• [EXERCISE]
Check each line of the data below for the word "BTCUSD", then extract the ones that have it.

• [PROVIDED RECORDS]
** begin **

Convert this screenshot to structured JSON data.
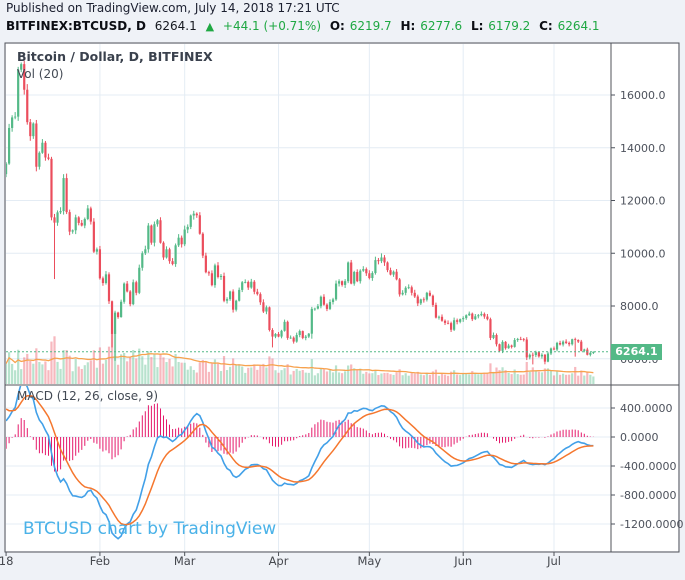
{
  "published_bar": {
    "text": "Published on TradingView.com, July 14, 2018 17:21 UTC"
  },
  "symbol_bar": {
    "symbol": "BITFINEX:BTCUSD, D",
    "last_price": "6264.1",
    "direction_icon": "▲",
    "change": "+44.1 (+0.71%)",
    "ohlc": [
      {
        "label": "O:",
        "value": "6219.7"
      },
      {
        "label": "H:",
        "value": "6277.6"
      },
      {
        "label": "L:",
        "value": "6179.2"
      },
      {
        "label": "C:",
        "value": "6264.1"
      }
    ]
  },
  "legend": {
    "main": "Bitcoin / Dollar, D, BITFINEX",
    "volume": "Vol (20)",
    "macd": "MACD (12, 26, close, 9)"
  },
  "watermark": "BTCUSD chart by TradingView",
  "colors": {
    "up": "#53b987",
    "down": "#eb4d5c",
    "vol_up": "rgba(83,185,135,0.42)",
    "vol_down": "rgba(235,77,92,0.40)",
    "vol_ma": "#f7a24e",
    "macd_line": "#42a0e8",
    "macd_signal": "#f5772e",
    "macd_hist": "#e5196b",
    "text_green": "#1fa843",
    "price_line": "#53b987",
    "price_tag_bg": "#53b987",
    "watermark": "#4ab2e8",
    "grid": "#e4ecf4",
    "frame": "#50535a",
    "axis_text": "#4d525c",
    "plot_bg": "#ffffff",
    "page_bg": "#eff2f7"
  },
  "chart_data": {
    "type": "candlestick",
    "title": "Bitcoin / Dollar, D, BITFINEX",
    "panes": [
      "price+volume",
      "macd"
    ],
    "x_axis": {
      "labels": [
        {
          "label": "18",
          "day": 0
        },
        {
          "label": "Feb",
          "day": 31
        },
        {
          "label": "Mar",
          "day": 59
        },
        {
          "label": "Apr",
          "day": 90
        },
        {
          "label": "May",
          "day": 120
        },
        {
          "label": "Jun",
          "day": 151
        },
        {
          "label": "Jul",
          "day": 181
        }
      ],
      "month_day_cumulative": [
        31,
        59,
        90,
        120,
        151,
        181,
        195
      ]
    },
    "price_axis": {
      "ticks": [
        {
          "v": 16000,
          "label": "16000.0"
        },
        {
          "v": 14000,
          "label": "14000.0"
        },
        {
          "v": 12000,
          "label": "12000.0"
        },
        {
          "v": 10000,
          "label": "10000.0"
        },
        {
          "v": 8000,
          "label": "8000.0"
        },
        {
          "v": 6000,
          "label": "6000.0"
        }
      ],
      "last_price": 6264.1,
      "last_price_label": "6264.1"
    },
    "macd_axis": {
      "ticks": [
        {
          "v": 400,
          "label": "400.0000"
        },
        {
          "v": 0,
          "label": "0.0000"
        },
        {
          "v": -400,
          "label": "-400.0000"
        },
        {
          "v": -800,
          "label": "-800.0000"
        },
        {
          "v": -1200,
          "label": "-1200.0000"
        }
      ]
    },
    "open_first": 13000,
    "closes": [
      13400,
      14750,
      15150,
      15180,
      16960,
      17170,
      16200,
      14970,
      14440,
      14920,
      13280,
      13810,
      14190,
      13630,
      13580,
      11360,
      11160,
      11550,
      11600,
      12850,
      11560,
      10820,
      10870,
      11360,
      11150,
      11050,
      11300,
      11700,
      11200,
      10060,
      10150,
      9050,
      8870,
      9200,
      8180,
      6940,
      7750,
      7580,
      8160,
      8850,
      8550,
      8070,
      8900,
      8500,
      9450,
      10000,
      10150,
      11050,
      10400,
      11100,
      11250,
      10400,
      9840,
      10150,
      9700,
      9590,
      10300,
      10590,
      10340,
      10900,
      11000,
      11430,
      11500,
      11440,
      10740,
      9910,
      9280,
      9240,
      8790,
      9540,
      9100,
      9140,
      8200,
      8260,
      8550,
      7860,
      8200,
      8610,
      8900,
      8910,
      8700,
      8920,
      8540,
      8450,
      8140,
      7790,
      7950,
      7090,
      6840,
      6940,
      6840,
      7060,
      7400,
      6790,
      6800,
      6650,
      6900,
      7050,
      6790,
      6840,
      6950,
      7890,
      7900,
      7990,
      8350,
      8050,
      7890,
      8150,
      8250,
      8850,
      8940,
      8800,
      8940,
      9650,
      8850,
      9290,
      8940,
      9340,
      9400,
      9240,
      9060,
      9250,
      9740,
      9700,
      9840,
      9650,
      9360,
      9190,
      9300,
      9010,
      8440,
      8500,
      8690,
      8710,
      8500,
      8360,
      8100,
      8250,
      8240,
      8500,
      8390,
      8040,
      7560,
      7590,
      7440,
      7360,
      7350,
      7100,
      7460,
      7400,
      7500,
      7540,
      7650,
      7710,
      7500,
      7610,
      7650,
      7700,
      7600,
      7500,
      6790,
      6900,
      6550,
      6300,
      6640,
      6400,
      6500,
      6450,
      6710,
      6750,
      6740,
      6730,
      6050,
      6150,
      6140,
      6250,
      6090,
      6150,
      5890,
      6200,
      6390,
      6350,
      6600,
      6540,
      6650,
      6600,
      6550,
      6740,
      6710,
      6650,
      6300,
      6350,
      6150,
      6220,
      6264.1
    ],
    "wick_overrides": [
      [
        5,
        "h",
        17234
      ],
      [
        16,
        "l",
        9022
      ],
      [
        19,
        "h",
        12998
      ],
      [
        35,
        "l",
        6430
      ],
      [
        36,
        "l",
        5920
      ],
      [
        88,
        "l",
        6430
      ],
      [
        101,
        "l",
        6760
      ],
      [
        124,
        "h",
        9995
      ],
      [
        172,
        "l",
        5950
      ],
      [
        174,
        "l",
        5785
      ],
      [
        178,
        "l",
        5790
      ],
      [
        188,
        "l",
        6080
      ]
    ],
    "last_candle": {
      "open": 6219.7,
      "high": 6277.6,
      "low": 6179.2,
      "close": 6264.1
    },
    "volume": {
      "ma_period": 20,
      "month_scale": [
        1.0,
        1.05,
        0.8,
        0.62,
        0.5,
        0.6,
        0.5
      ]
    },
    "macd": {
      "fast": 12,
      "slow": 26,
      "source": "close",
      "signal": 9,
      "seed_closes": [
        12200,
        12600,
        13000,
        13400,
        13800,
        14200,
        14500,
        14800,
        15000,
        15100,
        15000,
        14800,
        14500,
        14200,
        13900,
        13700,
        13600,
        13600,
        13700,
        13900
      ]
    }
  }
}
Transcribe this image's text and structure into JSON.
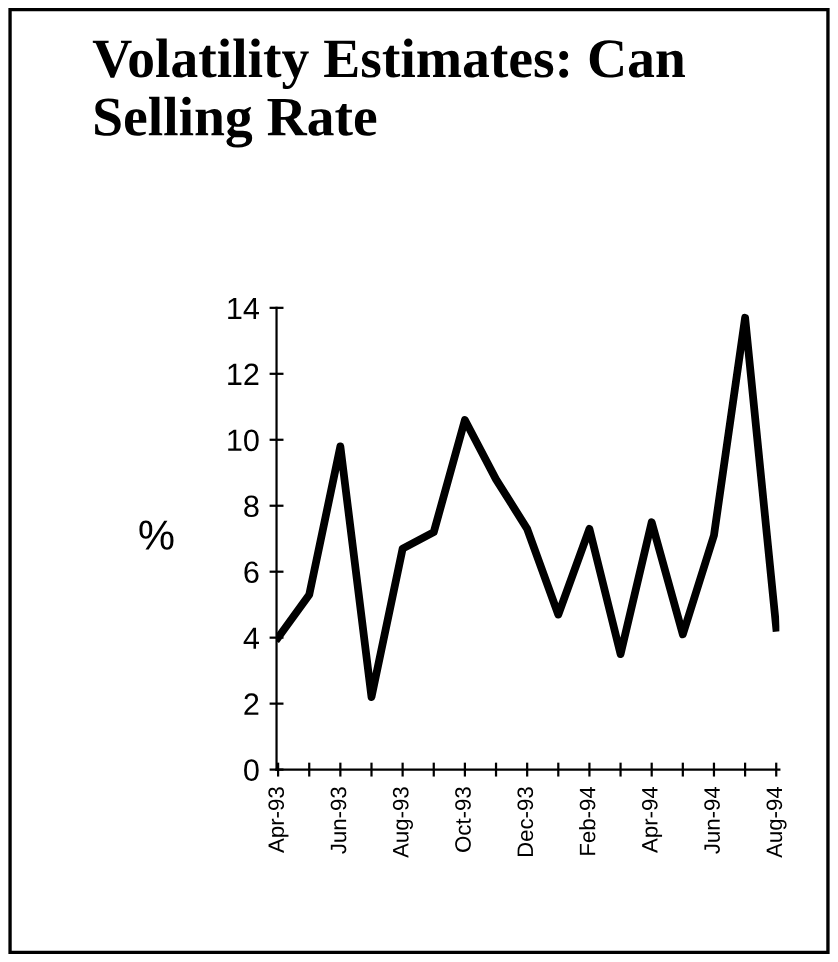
{
  "chart_data": {
    "type": "line",
    "title": "Volatility Estimates: Can Selling Rate",
    "ylabel": "%",
    "categories": [
      "Apr-93",
      null,
      "Jun-93",
      null,
      "Aug-93",
      null,
      "Oct-93",
      null,
      "Dec-93",
      null,
      "Feb-94",
      null,
      "Apr-94",
      null,
      "Jun-94",
      null,
      "Aug-94"
    ],
    "series": [
      {
        "color": "#000000",
        "values": [
          4.0,
          5.3,
          9.8,
          2.2,
          6.7,
          7.2,
          10.6,
          8.8,
          7.3,
          4.7,
          7.3,
          3.5,
          7.5,
          4.1,
          7.1,
          13.7,
          4.3
        ]
      }
    ],
    "ylim": [
      0,
      14
    ],
    "yticks": [
      0,
      2,
      4,
      6,
      8,
      10,
      12,
      14
    ],
    "grid": false,
    "marker": "none",
    "line_style": "solid"
  }
}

** end **

• [WRITTEN ANSWER]
    "symbol": "BITFINEX:BTCUSD, D",
  "watermark": "BTCUSD chart by TradingView",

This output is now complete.